-- BEGIN Data provided --
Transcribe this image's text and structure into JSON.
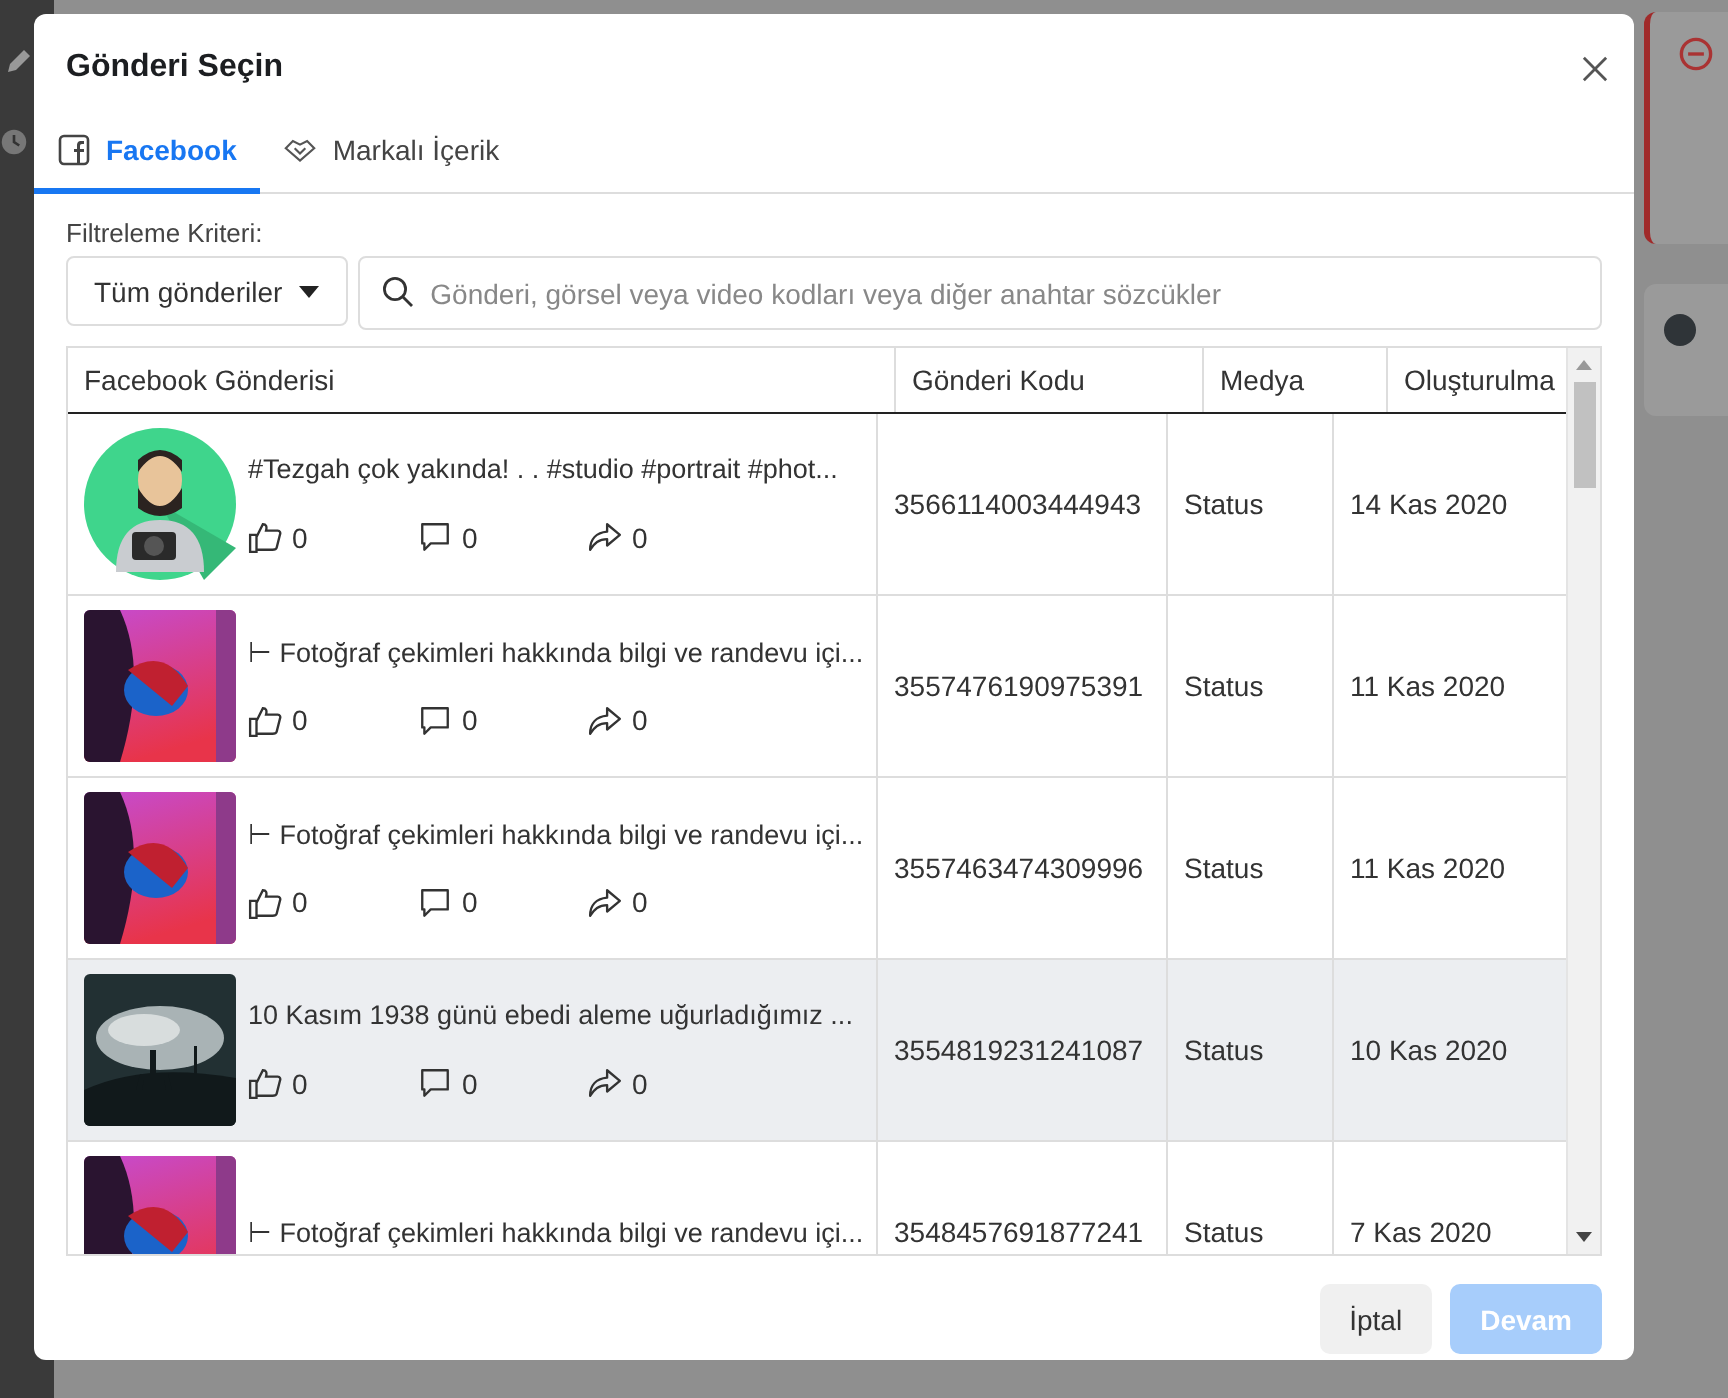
{
  "dialog": {
    "title": "Gönderi Seçin"
  },
  "background": {
    "toggle_on": false
  },
  "tabs": [
    {
      "label": "Facebook",
      "selected": true
    },
    {
      "label": "Markalı İçerik",
      "selected": false
    }
  ],
  "filter": {
    "label": "Filtreleme Kriteri:",
    "dropdown": "Tüm gönderiler",
    "search_placeholder": "Gönderi, görsel veya video kodları veya diğer anahtar sözcükler"
  },
  "table": {
    "columns": [
      "Facebook Gönderisi",
      "Gönderi Kodu",
      "Medya",
      "Oluşturulma"
    ],
    "rows": [
      {
        "text": "#Tezgah çok yakında! . . #studio #portrait #phot...",
        "reactions": {
          "likes": "0",
          "comments": "0",
          "shares": "0"
        },
        "code": "3566114003444943",
        "media": "Status",
        "date": "14 Kas 2020",
        "selected": false
      },
      {
        "text": "⊢ Fotoğraf çekimleri hakkında bilgi ve randevu içi...",
        "reactions": {
          "likes": "0",
          "comments": "0",
          "shares": "0"
        },
        "code": "3557476190975391",
        "media": "Status",
        "date": "11 Kas 2020",
        "selected": false
      },
      {
        "text": "⊢ Fotoğraf çekimleri hakkında bilgi ve randevu içi...",
        "reactions": {
          "likes": "0",
          "comments": "0",
          "shares": "0"
        },
        "code": "3557463474309996",
        "media": "Status",
        "date": "11 Kas 2020",
        "selected": false
      },
      {
        "text": "10 Kasım 1938 günü ebedi aleme uğurladığımız ...",
        "reactions": {
          "likes": "0",
          "comments": "0",
          "shares": "0"
        },
        "code": "3554819231241087",
        "media": "Status",
        "date": "10 Kas 2020",
        "selected": true
      },
      {
        "text": "⊢ Fotoğraf çekimleri hakkında bilgi ve randevu içi...",
        "code": "3548457691877241",
        "media": "Status",
        "date": "7 Kas 2020",
        "selected": false
      }
    ]
  },
  "buttons": [
    {
      "label": "İptal",
      "kind": "secondary",
      "disabled": false
    },
    {
      "label": "Devam",
      "kind": "primary",
      "disabled": true
    }
  ]
}
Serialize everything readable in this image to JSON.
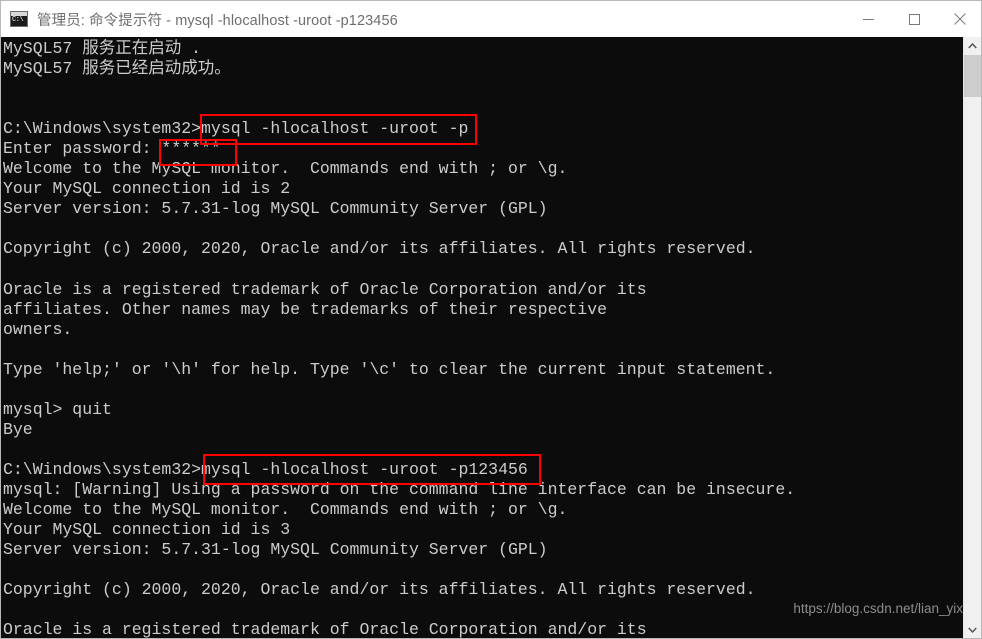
{
  "window": {
    "title": "管理员: 命令提示符 - mysql  -hlocalhost -uroot -p123456",
    "icon_name": "cmd-console-icon",
    "controls": {
      "minimize_label": "最小化",
      "maximize_label": "最大化",
      "close_label": "关闭"
    }
  },
  "console": {
    "background_color": "#0c0c0c",
    "text_color": "#cccccc",
    "lines": [
      "MySQL57 服务正在启动 .",
      "MySQL57 服务已经启动成功。",
      "",
      "",
      "C:\\Windows\\system32>mysql -hlocalhost -uroot -p",
      "Enter password: ******",
      "Welcome to the MySQL monitor.  Commands end with ; or \\g.",
      "Your MySQL connection id is 2",
      "Server version: 5.7.31-log MySQL Community Server (GPL)",
      "",
      "Copyright (c) 2000, 2020, Oracle and/or its affiliates. All rights reserved.",
      "",
      "Oracle is a registered trademark of Oracle Corporation and/or its",
      "affiliates. Other names may be trademarks of their respective",
      "owners.",
      "",
      "Type 'help;' or '\\h' for help. Type '\\c' to clear the current input statement.",
      "",
      "mysql> quit",
      "Bye",
      "",
      "C:\\Windows\\system32>mysql -hlocalhost -uroot -p123456",
      "mysql: [Warning] Using a password on the command line interface can be insecure.",
      "Welcome to the MySQL monitor.  Commands end with ; or \\g.",
      "Your MySQL connection id is 3",
      "Server version: 5.7.31-log MySQL Community Server (GPL)",
      "",
      "Copyright (c) 2000, 2020, Oracle and/or its affiliates. All rights reserved.",
      "",
      "Oracle is a registered trademark of Oracle Corporation and/or its"
    ]
  },
  "annotations": {
    "color": "#fe0000",
    "boxes": [
      {
        "name": "highlight-first-mysql-command",
        "text": "mysql -hlocalhost -uroot -p"
      },
      {
        "name": "highlight-password-mask",
        "text": "******"
      },
      {
        "name": "highlight-second-mysql-command",
        "text": "mysql -hlocalhost -uroot -p123456"
      }
    ]
  },
  "scrollbar": {
    "up_arrow_icon": "chevron-up-icon",
    "down_arrow_icon": "chevron-down-icon"
  },
  "watermark": {
    "text": "https://blog.csdn.net/lian_yix"
  }
}
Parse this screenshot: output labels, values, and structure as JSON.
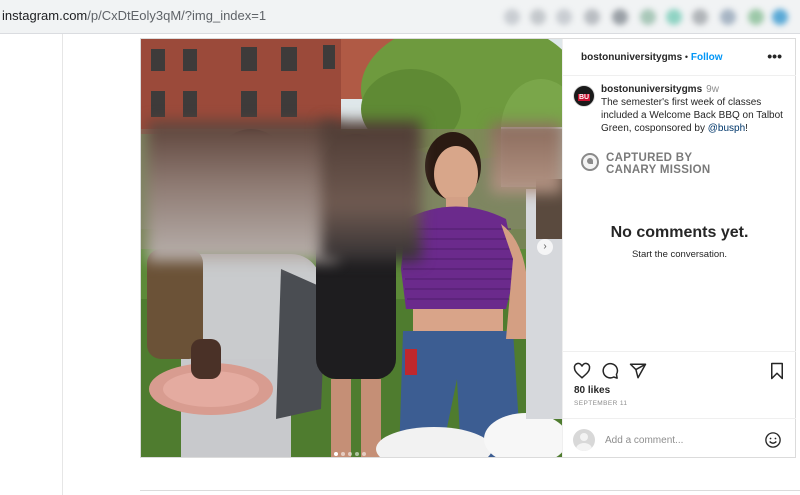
{
  "browser": {
    "url_host": "instagram.com",
    "url_path": "/p/CxDtEoly3qM/?img_index=1"
  },
  "post": {
    "header": {
      "username": "bostonuniversitygms",
      "separator": "•",
      "follow_label": "Follow",
      "more_label": "•••"
    },
    "caption": {
      "username": "bostonuniversitygms",
      "time": "9w",
      "text_before": "The semester's first week of classes included a Welcome Back BBQ on Talbot Green, cosponsored by ",
      "mention": "@busph",
      "text_after": "!"
    },
    "avatar_badge": "BU",
    "watermark": {
      "line1": "CAPTURED BY",
      "line2": "CANARY MISSION"
    },
    "comments": {
      "empty_title": "No comments yet.",
      "empty_subtitle": "Start the conversation."
    },
    "likes": "80 likes",
    "date": "SEPTEMBER 11",
    "add_comment_placeholder": "Add a comment...",
    "carousel": {
      "total": 5,
      "active_index": 0
    },
    "icons": [
      "heart-icon",
      "comment-icon",
      "share-icon",
      "bookmark-icon",
      "emoji-icon",
      "more-icon"
    ]
  }
}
-- END Data provided --
Transcribe every line in the entries above, taking out only the images.

Right answer ::
Transcribe this image's text and structure into JSON.
{
  "dialog": {
    "title": "Gönderi Seçin"
  },
  "background": {
    "toggle_on": false
  },
  "tabs": [
    {
      "label": "Facebook",
      "selected": true
    },
    {
      "label": "Markalı İçerik",
      "selected": false
    }
  ],
  "filter": {
    "label": "Filtreleme Kriteri:",
    "dropdown": "Tüm gönderiler",
    "search_placeholder": "Gönderi, görsel veya video kodları veya diğer anahtar sözcükler"
  },
  "table": {
    "columns": [
      "Facebook Gönderisi",
      "Gönderi Kodu",
      "Medya",
      "Oluşturulma"
    ],
    "rows": [
      {
        "text": "#Tezgah çok yakında! . . #studio #portrait #phot...",
        "reactions": {
          "likes": "0",
          "comments": "0",
          "shares": "0"
        },
        "code": "3566114003444943",
        "media": "Status",
        "date": "14 Kas 2020",
        "selected": false
      },
      {
        "text": "⊢ Fotoğraf çekimleri hakkında bilgi ve randevu içi...",
        "reactions": {
          "likes": "0",
          "comments": "0",
          "shares": "0"
        },
        "code": "3557476190975391",
        "media": "Status",
        "date": "11 Kas 2020",
        "selected": false
      },
      {
        "text": "⊢ Fotoğraf çekimleri hakkında bilgi ve randevu içi...",
        "reactions": {
          "likes": "0",
          "comments": "0",
          "shares": "0"
        },
        "code": "3557463474309996",
        "media": "Status",
        "date": "11 Kas 2020",
        "selected": false
      },
      {
        "text": "10 Kasım 1938 günü ebedi aleme uğurladığımız ...",
        "reactions": {
          "likes": "0",
          "comments": "0",
          "shares": "0"
        },
        "code": "3554819231241087",
        "media": "Status",
        "date": "10 Kas 2020",
        "selected": true
      },
      {
        "text": "⊢ Fotoğraf çekimleri hakkında bilgi ve randevu içi...",
        "code": "3548457691877241",
        "media": "Status",
        "date": "7 Kas 2020",
        "selected": false
      }
    ]
  },
  "buttons": [
    {
      "label": "İptal",
      "kind": "secondary",
      "disabled": false
    },
    {
      "label": "Devam",
      "kind": "primary",
      "disabled": true
    }
  ]
}
Serialize everything readable in this image to JSON.
{
  "window": {
    "title": "管理员: 命令提示符 - mysql  -hlocalhost -uroot -p123456",
    "icon_name": "cmd-console-icon",
    "controls": {
      "minimize_label": "最小化",
      "maximize_label": "最大化",
      "close_label": "关闭"
    }
  },
  "console": {
    "background_color": "#0c0c0c",
    "text_color": "#cccccc",
    "lines": [
      "MySQL57 服务正在启动 .",
      "MySQL57 服务已经启动成功。",
      "",
      "",
      "C:\\Windows\\system32>mysql -hlocalhost -uroot -p",
      "Enter password: ******",
      "Welcome to the MySQL monitor.  Commands end with ; or \\g.",
      "Your MySQL connection id is 2",
      "Server version: 5.7.31-log MySQL Community Server (GPL)",
      "",
      "Copyright (c) 2000, 2020, Oracle and/or its affiliates. All rights reserved.",
      "",
      "Oracle is a registered trademark of Oracle Corporation and/or its",
      "affiliates. Other names may be trademarks of their respective",
      "owners.",
      "",
      "Type 'help;' or '\\h' for help. Type '\\c' to clear the current input statement.",
      "",
      "mysql> quit",
      "Bye",
      "",
      "C:\\Windows\\system32>mysql -hlocalhost -uroot -p123456",
      "mysql: [Warning] Using a password on the command line interface can be insecure.",
      "Welcome to the MySQL monitor.  Commands end with ; or \\g.",
      "Your MySQL connection id is 3",
      "Server version: 5.7.31-log MySQL Community Server (GPL)",
      "",
      "Copyright (c) 2000, 2020, Oracle and/or its affiliates. All rights reserved.",
      "",
      "Oracle is a registered trademark of Oracle Corporation and/or its"
    ]
  },
  "annotations": {
    "color": "#fe0000",
    "boxes": [
      {
        "name": "highlight-first-mysql-command",
        "text": "mysql -hlocalhost -uroot -p"
      },
      {
        "name": "highlight-password-mask",
        "text": "******"
      },
      {
        "name": "highlight-second-mysql-command",
        "text": "mysql -hlocalhost -uroot -p123456"
      }
    ]
  },
  "scrollbar": {
    "up_arrow_icon": "chevron-up-icon",
    "down_arrow_icon": "chevron-down-icon"
  },
  "watermark": {
    "text": "https://blog.csdn.net/lian_yix"
  }
}
Parse this screenshot: output labels, values, and structure as JSON.
{
  "browser": {
    "url_host": "instagram.com",
    "url_path": "/p/CxDtEoly3qM/?img_index=1"
  },
  "post": {
    "header": {
      "username": "bostonuniversitygms",
      "separator": "•",
      "follow_label": "Follow",
      "more_label": "•••"
    },
    "caption": {
      "username": "bostonuniversitygms",
      "time": "9w",
      "text_before": "The semester's first week of classes included a Welcome Back BBQ on Talbot Green, cosponsored by ",
      "mention": "@busph",
      "text_after": "!"
    },
    "avatar_badge": "BU",
    "watermark": {
      "line1": "CAPTURED BY",
      "line2": "CANARY MISSION"
    },
    "comments": {
      "empty_title": "No comments yet.",
      "empty_subtitle": "Start the conversation."
    },
    "likes": "80 likes",
    "date": "SEPTEMBER 11",
    "add_comment_placeholder": "Add a comment...",
    "carousel": {
      "total": 5,
      "active_index": 0
    },
    "icons": [
      "heart-icon",
      "comment-icon",
      "share-icon",
      "bookmark-icon",
      "emoji-icon",
      "more-icon"
    ]
  }
}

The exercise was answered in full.